▶ _SHORT PROBLEM_
Copy the records below verbatim, every line, with no changes.
___ LISTING ___
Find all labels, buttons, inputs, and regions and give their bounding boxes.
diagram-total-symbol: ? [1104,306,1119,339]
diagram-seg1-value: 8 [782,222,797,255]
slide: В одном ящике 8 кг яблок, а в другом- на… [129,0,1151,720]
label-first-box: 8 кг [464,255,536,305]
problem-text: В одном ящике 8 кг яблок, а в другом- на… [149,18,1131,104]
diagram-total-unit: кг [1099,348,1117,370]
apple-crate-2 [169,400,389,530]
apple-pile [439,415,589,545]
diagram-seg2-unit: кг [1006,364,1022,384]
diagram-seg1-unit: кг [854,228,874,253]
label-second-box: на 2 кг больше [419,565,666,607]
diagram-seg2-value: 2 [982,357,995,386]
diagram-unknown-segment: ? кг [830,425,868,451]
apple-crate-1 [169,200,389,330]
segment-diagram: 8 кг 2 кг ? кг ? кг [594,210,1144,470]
___
▶ _TASK ANSWER_
Find all labels, buttons, inputs, and regions and give their bounding boxes.
diagram-total-symbol: ? [1104,306,1119,339]
diagram-seg1-value: 8 [782,222,797,255]
slide: В одном ящике 8 кг яблок, а в другом- на… [129,0,1151,720]
label-first-box: 8 кг [464,255,536,305]
problem-text: В одном ящике 8 кг яблок, а в другом- на… [149,18,1131,104]
diagram-total-unit: кг [1099,348,1117,370]
apple-crate-2 [169,400,389,530]
apple-pile [439,415,589,545]
diagram-seg2-unit: кг [1006,364,1022,384]
diagram-seg1-unit: кг [854,228,874,253]
label-second-box: на 2 кг больше [419,565,666,607]
diagram-seg2-value: 2 [982,357,995,386]
diagram-unknown-segment: ? кг [830,425,868,451]
apple-crate-1 [169,200,389,330]
segment-diagram: 8 кг 2 кг ? кг ? кг [594,210,1144,470]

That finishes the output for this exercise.